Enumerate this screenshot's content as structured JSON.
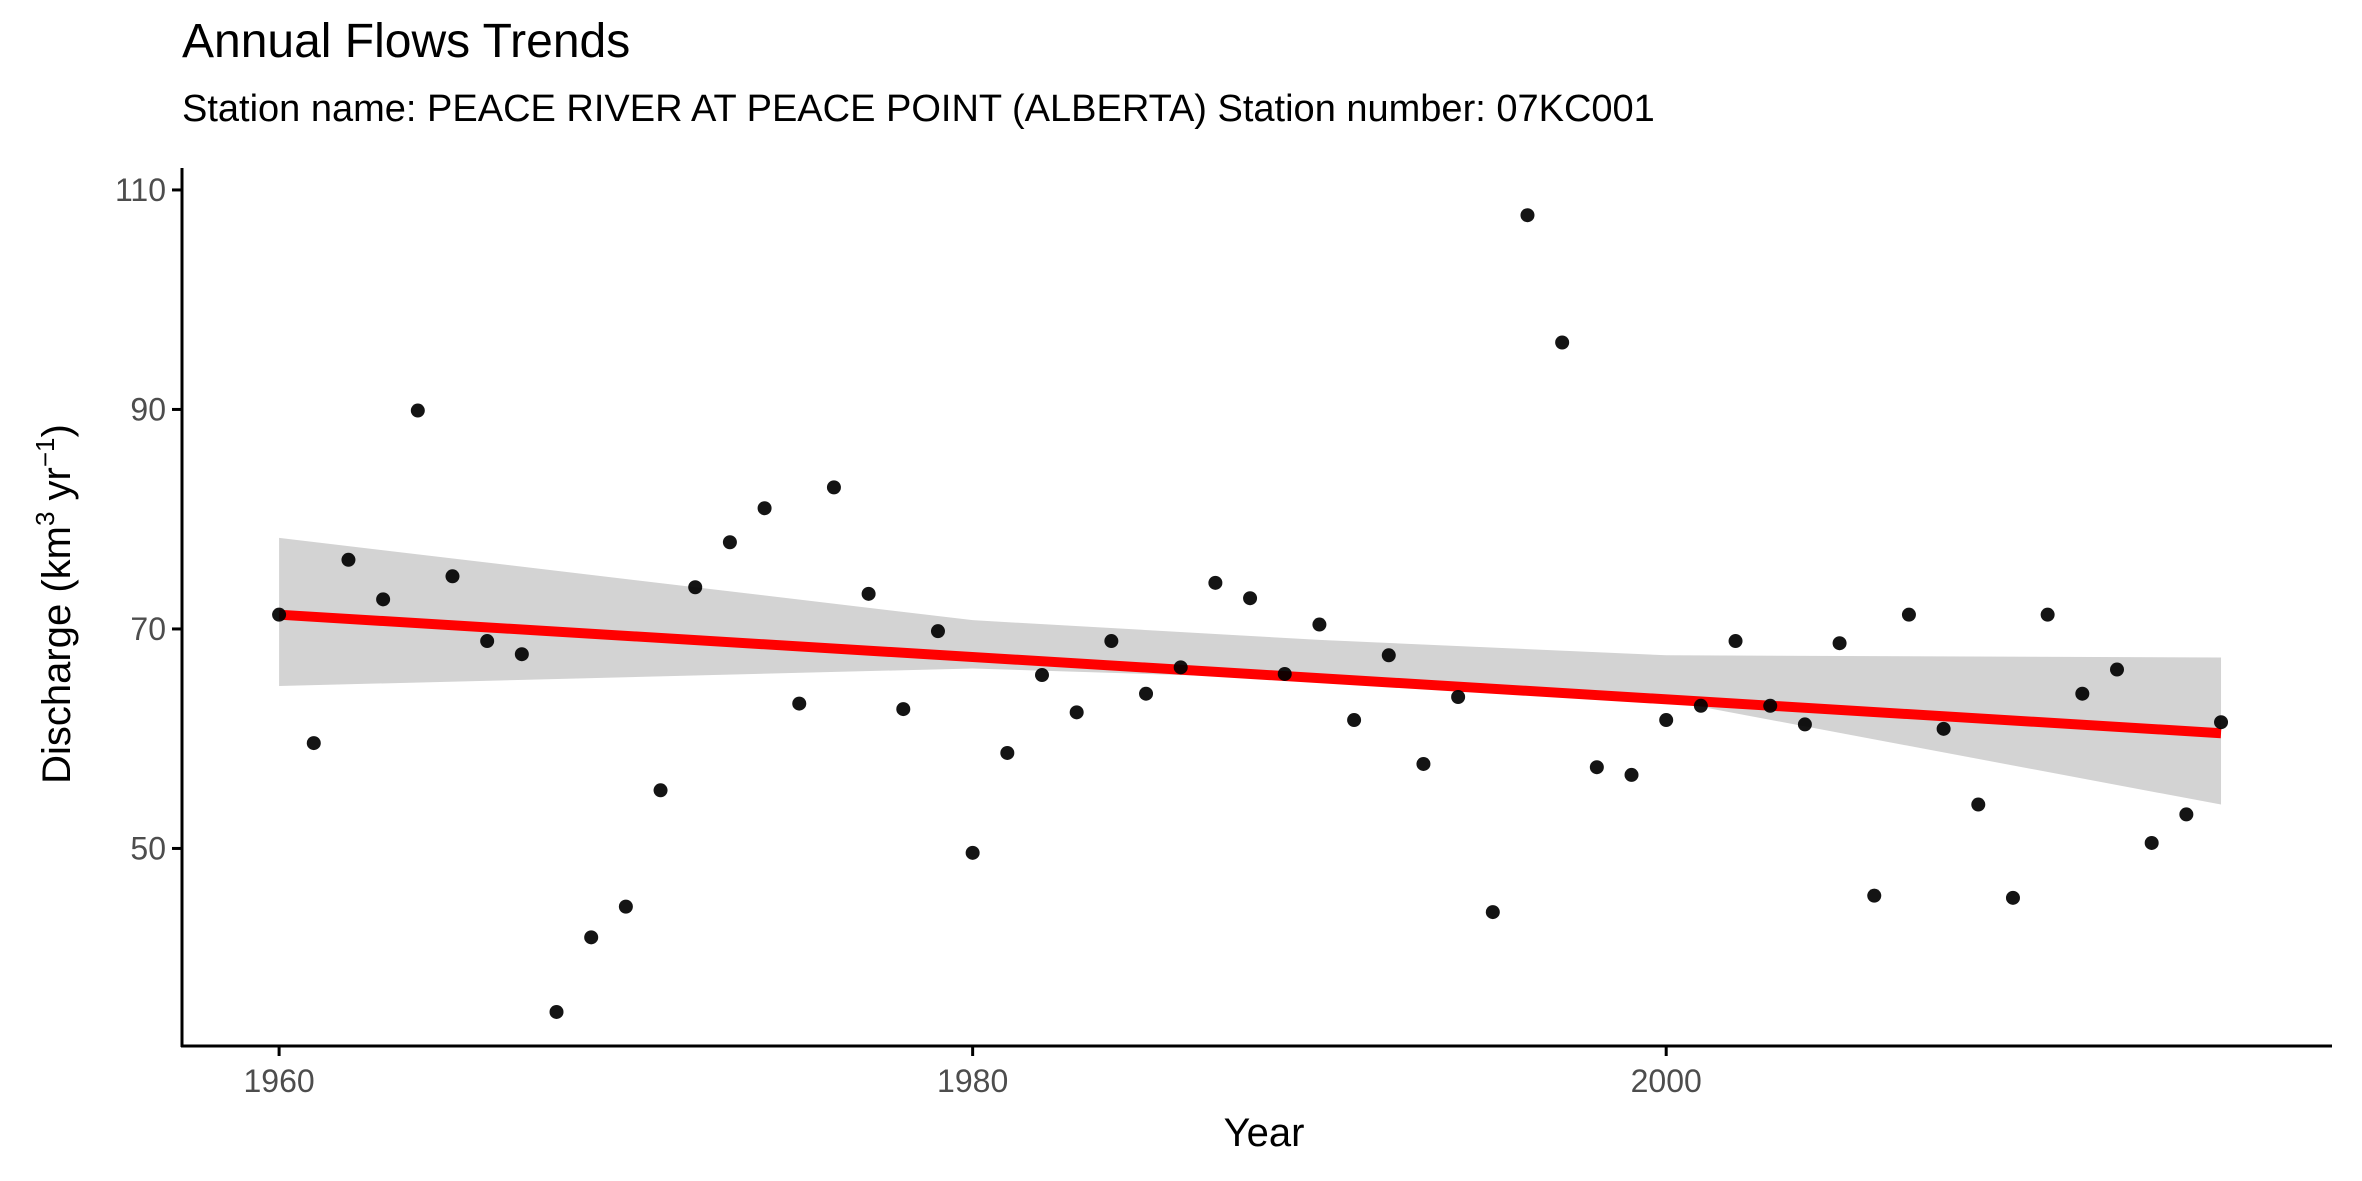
{
  "chart_data": {
    "type": "scatter",
    "title": "Annual Flows Trends",
    "subtitle": "Station name: PEACE RIVER AT PEACE POINT (ALBERTA) Station number: 07KC001",
    "xlabel": "Year",
    "ylabel_main": "Discharge (km",
    "ylabel_sup1": "3",
    "ylabel_mid": " yr",
    "ylabel_sup2": "−1",
    "ylabel_end": ")",
    "xlim": [
      1957.2,
      2019.2
    ],
    "ylim": [
      32.0,
      112.0
    ],
    "x_ticks": [
      1960,
      1980,
      2000
    ],
    "y_ticks": [
      50,
      70,
      90,
      110
    ],
    "grid": false,
    "colors": {
      "points": "#000000",
      "trend": "#ff0000",
      "band": "#d3d3d3",
      "axis": "#000000"
    },
    "series": [
      {
        "x": [
          1960,
          1961,
          1962,
          1963,
          1964,
          1965,
          1966,
          1967,
          1968,
          1969,
          1970,
          1971,
          1972,
          1973,
          1974,
          1975,
          1976,
          1977,
          1978,
          1979,
          1980,
          1981,
          1982,
          1983,
          1984,
          1985,
          1986,
          1987,
          1988,
          1989,
          1990,
          1991,
          1992,
          1993,
          1994,
          1995,
          1996,
          1997,
          1998,
          1999,
          2000,
          2001,
          2002,
          2003,
          2004,
          2005,
          2006,
          2007,
          2008,
          2009,
          2010,
          2011,
          2012,
          2013,
          2014,
          2015,
          2016
        ],
        "y": [
          71.3,
          59.6,
          76.3,
          72.7,
          89.9,
          74.8,
          68.9,
          67.7,
          35.1,
          41.9,
          44.7,
          55.3,
          73.8,
          77.9,
          81.0,
          63.2,
          82.9,
          73.2,
          62.7,
          69.8,
          49.6,
          58.7,
          65.8,
          62.4,
          68.9,
          64.1,
          66.5,
          74.2,
          72.8,
          65.9,
          70.4,
          61.7,
          67.6,
          57.7,
          63.8,
          44.2,
          107.7,
          96.1,
          57.4,
          56.7,
          61.7,
          63.0,
          68.9,
          63.0,
          61.3,
          68.7,
          45.7,
          71.3,
          60.9,
          54.0,
          45.5,
          71.3,
          64.1,
          66.3,
          50.5,
          53.1,
          61.5
        ]
      }
    ],
    "trend": {
      "x": [
        1960,
        2016
      ],
      "y": [
        71.3,
        60.5
      ]
    },
    "confidence_band": {
      "x": [
        1960,
        1980,
        1990,
        2000,
        2016
      ],
      "lower": [
        64.8,
        66.4,
        65.4,
        63.5,
        54.0
      ],
      "upper": [
        78.3,
        70.8,
        69.0,
        67.6,
        67.4
      ]
    }
  }
}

STATED TASK
Transcribe the whole listing exactly. Pictures are excluded.

WRITTEN SOLUTION
Enumerate this screenshot's content as structured JSON.
{
  "chart_data": {
    "type": "scatter",
    "title": "Annual Flows Trends",
    "subtitle": "Station name: PEACE RIVER AT PEACE POINT (ALBERTA) Station number: 07KC001",
    "xlabel": "Year",
    "ylabel_main": "Discharge (km",
    "ylabel_sup1": "3",
    "ylabel_mid": " yr",
    "ylabel_sup2": "−1",
    "ylabel_end": ")",
    "xlim": [
      1957.2,
      2019.2
    ],
    "ylim": [
      32.0,
      112.0
    ],
    "x_ticks": [
      1960,
      1980,
      2000
    ],
    "y_ticks": [
      50,
      70,
      90,
      110
    ],
    "grid": false,
    "colors": {
      "points": "#000000",
      "trend": "#ff0000",
      "band": "#d3d3d3",
      "axis": "#000000"
    },
    "series": [
      {
        "x": [
          1960,
          1961,
          1962,
          1963,
          1964,
          1965,
          1966,
          1967,
          1968,
          1969,
          1970,
          1971,
          1972,
          1973,
          1974,
          1975,
          1976,
          1977,
          1978,
          1979,
          1980,
          1981,
          1982,
          1983,
          1984,
          1985,
          1986,
          1987,
          1988,
          1989,
          1990,
          1991,
          1992,
          1993,
          1994,
          1995,
          1996,
          1997,
          1998,
          1999,
          2000,
          2001,
          2002,
          2003,
          2004,
          2005,
          2006,
          2007,
          2008,
          2009,
          2010,
          2011,
          2012,
          2013,
          2014,
          2015,
          2016
        ],
        "y": [
          71.3,
          59.6,
          76.3,
          72.7,
          89.9,
          74.8,
          68.9,
          67.7,
          35.1,
          41.9,
          44.7,
          55.3,
          73.8,
          77.9,
          81.0,
          63.2,
          82.9,
          73.2,
          62.7,
          69.8,
          49.6,
          58.7,
          65.8,
          62.4,
          68.9,
          64.1,
          66.5,
          74.2,
          72.8,
          65.9,
          70.4,
          61.7,
          67.6,
          57.7,
          63.8,
          44.2,
          107.7,
          96.1,
          57.4,
          56.7,
          61.7,
          63.0,
          68.9,
          63.0,
          61.3,
          68.7,
          45.7,
          71.3,
          60.9,
          54.0,
          45.5,
          71.3,
          64.1,
          66.3,
          50.5,
          53.1,
          61.5
        ]
      }
    ],
    "trend": {
      "x": [
        1960,
        2016
      ],
      "y": [
        71.3,
        60.5
      ]
    },
    "confidence_band": {
      "x": [
        1960,
        1980,
        1990,
        2000,
        2016
      ],
      "lower": [
        64.8,
        66.4,
        65.4,
        63.5,
        54.0
      ],
      "upper": [
        78.3,
        70.8,
        69.0,
        67.6,
        67.4
      ]
    }
  }
}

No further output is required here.